■ **TASK GOAL**
Gather up the lines with the word "Output" in them.

═══ DATA IN THIS EXERCISE

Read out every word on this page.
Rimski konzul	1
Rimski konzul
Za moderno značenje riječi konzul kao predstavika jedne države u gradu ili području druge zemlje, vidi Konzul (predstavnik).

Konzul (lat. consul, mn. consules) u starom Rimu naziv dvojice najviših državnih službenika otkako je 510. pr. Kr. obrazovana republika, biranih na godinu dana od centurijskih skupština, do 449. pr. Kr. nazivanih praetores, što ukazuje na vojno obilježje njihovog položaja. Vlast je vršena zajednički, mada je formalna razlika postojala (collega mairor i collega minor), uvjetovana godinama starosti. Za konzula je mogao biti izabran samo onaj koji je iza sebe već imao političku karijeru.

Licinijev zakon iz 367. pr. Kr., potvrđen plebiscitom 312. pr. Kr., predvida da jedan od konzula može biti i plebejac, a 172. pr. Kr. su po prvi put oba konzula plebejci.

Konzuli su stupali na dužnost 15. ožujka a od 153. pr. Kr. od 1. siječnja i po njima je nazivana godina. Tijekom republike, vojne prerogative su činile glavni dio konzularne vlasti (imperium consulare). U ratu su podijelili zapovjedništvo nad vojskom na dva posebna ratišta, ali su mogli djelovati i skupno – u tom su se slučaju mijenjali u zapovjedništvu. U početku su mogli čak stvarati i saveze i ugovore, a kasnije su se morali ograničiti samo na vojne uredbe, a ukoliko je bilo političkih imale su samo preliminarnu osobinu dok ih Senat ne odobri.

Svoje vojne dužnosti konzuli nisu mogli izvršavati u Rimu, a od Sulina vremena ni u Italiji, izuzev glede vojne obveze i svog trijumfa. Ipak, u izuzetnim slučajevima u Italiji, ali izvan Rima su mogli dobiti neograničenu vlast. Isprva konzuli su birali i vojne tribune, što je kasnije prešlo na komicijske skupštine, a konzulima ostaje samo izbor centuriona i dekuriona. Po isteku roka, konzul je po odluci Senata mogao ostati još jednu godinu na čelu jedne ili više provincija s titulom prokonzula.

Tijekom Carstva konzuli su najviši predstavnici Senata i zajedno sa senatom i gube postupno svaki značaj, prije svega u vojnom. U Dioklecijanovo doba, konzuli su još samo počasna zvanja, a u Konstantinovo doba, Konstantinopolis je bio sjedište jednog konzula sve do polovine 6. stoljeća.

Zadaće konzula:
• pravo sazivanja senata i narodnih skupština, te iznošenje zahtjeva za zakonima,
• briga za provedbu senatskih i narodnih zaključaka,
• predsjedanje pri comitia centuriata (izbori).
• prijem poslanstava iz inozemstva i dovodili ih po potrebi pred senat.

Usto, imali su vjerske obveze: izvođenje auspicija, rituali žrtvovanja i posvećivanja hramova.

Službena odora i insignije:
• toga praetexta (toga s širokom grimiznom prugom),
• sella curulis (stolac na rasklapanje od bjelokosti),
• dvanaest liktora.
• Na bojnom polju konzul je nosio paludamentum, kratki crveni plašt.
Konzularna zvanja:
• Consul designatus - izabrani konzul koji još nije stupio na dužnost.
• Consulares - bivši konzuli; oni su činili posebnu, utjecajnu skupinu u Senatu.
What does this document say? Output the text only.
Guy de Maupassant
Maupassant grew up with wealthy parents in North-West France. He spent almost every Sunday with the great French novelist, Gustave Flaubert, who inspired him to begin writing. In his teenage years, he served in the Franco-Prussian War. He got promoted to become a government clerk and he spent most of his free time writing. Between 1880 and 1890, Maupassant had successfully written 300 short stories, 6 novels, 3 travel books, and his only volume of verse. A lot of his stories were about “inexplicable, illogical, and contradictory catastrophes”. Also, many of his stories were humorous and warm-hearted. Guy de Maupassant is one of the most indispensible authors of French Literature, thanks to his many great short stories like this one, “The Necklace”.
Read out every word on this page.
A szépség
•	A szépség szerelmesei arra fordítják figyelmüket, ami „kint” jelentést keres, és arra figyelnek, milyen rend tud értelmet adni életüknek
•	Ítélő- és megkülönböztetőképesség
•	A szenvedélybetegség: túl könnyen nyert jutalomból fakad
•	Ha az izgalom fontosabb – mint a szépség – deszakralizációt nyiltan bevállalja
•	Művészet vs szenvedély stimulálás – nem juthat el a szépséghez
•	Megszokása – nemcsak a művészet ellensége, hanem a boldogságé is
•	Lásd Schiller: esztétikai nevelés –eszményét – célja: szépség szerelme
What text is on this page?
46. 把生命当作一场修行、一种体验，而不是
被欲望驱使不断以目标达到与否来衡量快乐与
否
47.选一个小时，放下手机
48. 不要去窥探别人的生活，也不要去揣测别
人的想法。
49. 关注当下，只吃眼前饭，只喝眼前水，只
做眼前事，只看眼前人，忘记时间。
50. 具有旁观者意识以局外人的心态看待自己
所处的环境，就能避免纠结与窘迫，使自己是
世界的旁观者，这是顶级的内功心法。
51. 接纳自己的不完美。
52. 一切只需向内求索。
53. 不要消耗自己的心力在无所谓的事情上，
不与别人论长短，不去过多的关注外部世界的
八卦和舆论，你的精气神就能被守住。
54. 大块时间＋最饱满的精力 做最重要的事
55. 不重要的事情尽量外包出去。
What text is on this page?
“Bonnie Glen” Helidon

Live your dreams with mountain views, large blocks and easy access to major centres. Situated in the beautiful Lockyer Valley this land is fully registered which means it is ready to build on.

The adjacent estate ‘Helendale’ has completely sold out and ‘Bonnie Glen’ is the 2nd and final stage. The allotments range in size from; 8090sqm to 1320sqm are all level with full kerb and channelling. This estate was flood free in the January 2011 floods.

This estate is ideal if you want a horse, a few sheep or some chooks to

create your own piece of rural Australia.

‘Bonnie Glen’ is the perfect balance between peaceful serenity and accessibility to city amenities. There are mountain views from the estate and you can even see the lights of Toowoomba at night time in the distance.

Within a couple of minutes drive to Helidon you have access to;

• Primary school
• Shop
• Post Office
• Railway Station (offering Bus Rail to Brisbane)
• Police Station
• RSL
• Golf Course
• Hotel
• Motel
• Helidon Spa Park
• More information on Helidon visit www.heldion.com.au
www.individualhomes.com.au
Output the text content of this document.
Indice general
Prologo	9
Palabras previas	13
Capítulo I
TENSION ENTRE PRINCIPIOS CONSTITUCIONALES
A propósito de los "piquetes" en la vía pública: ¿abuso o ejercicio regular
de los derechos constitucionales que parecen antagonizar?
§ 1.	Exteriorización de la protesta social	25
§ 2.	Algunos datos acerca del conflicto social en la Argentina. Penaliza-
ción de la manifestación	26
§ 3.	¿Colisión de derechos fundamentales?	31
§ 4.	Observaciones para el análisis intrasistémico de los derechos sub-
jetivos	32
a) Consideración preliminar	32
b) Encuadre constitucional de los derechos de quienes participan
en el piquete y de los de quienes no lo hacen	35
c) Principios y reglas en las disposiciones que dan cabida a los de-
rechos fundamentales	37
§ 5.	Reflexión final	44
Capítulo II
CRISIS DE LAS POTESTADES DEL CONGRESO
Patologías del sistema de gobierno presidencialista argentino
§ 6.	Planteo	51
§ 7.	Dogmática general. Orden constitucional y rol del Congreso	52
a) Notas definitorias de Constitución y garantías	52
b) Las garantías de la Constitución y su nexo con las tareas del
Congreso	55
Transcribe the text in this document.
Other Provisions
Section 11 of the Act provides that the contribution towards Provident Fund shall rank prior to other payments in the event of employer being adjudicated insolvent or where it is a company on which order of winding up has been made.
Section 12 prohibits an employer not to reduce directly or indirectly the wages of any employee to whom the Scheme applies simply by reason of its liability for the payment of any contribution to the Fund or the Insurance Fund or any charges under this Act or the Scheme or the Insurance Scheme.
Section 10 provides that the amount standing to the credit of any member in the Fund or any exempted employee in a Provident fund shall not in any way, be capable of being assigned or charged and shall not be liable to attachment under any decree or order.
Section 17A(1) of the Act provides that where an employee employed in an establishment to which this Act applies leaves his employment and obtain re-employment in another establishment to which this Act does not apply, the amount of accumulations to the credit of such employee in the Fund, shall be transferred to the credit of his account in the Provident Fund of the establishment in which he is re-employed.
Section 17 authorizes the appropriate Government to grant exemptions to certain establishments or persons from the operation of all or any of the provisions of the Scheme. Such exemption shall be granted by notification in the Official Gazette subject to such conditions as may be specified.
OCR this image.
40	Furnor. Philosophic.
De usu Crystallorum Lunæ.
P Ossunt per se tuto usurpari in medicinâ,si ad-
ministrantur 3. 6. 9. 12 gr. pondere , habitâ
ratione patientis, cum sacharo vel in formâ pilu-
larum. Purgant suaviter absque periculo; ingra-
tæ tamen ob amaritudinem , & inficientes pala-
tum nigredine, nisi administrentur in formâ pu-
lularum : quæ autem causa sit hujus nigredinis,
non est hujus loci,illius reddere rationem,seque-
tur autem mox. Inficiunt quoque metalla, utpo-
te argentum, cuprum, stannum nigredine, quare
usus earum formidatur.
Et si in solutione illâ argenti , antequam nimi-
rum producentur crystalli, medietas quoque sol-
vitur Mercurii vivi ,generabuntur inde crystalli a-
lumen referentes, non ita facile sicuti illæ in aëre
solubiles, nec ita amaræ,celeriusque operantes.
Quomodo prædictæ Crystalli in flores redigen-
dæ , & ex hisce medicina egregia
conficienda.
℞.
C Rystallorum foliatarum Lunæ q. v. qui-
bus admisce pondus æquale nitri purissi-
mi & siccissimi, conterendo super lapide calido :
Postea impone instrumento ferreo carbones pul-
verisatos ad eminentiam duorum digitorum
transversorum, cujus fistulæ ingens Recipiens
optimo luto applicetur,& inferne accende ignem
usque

══════

■ **THE RESULT**
What does this document say? Output the text only.
Output the text content of this document.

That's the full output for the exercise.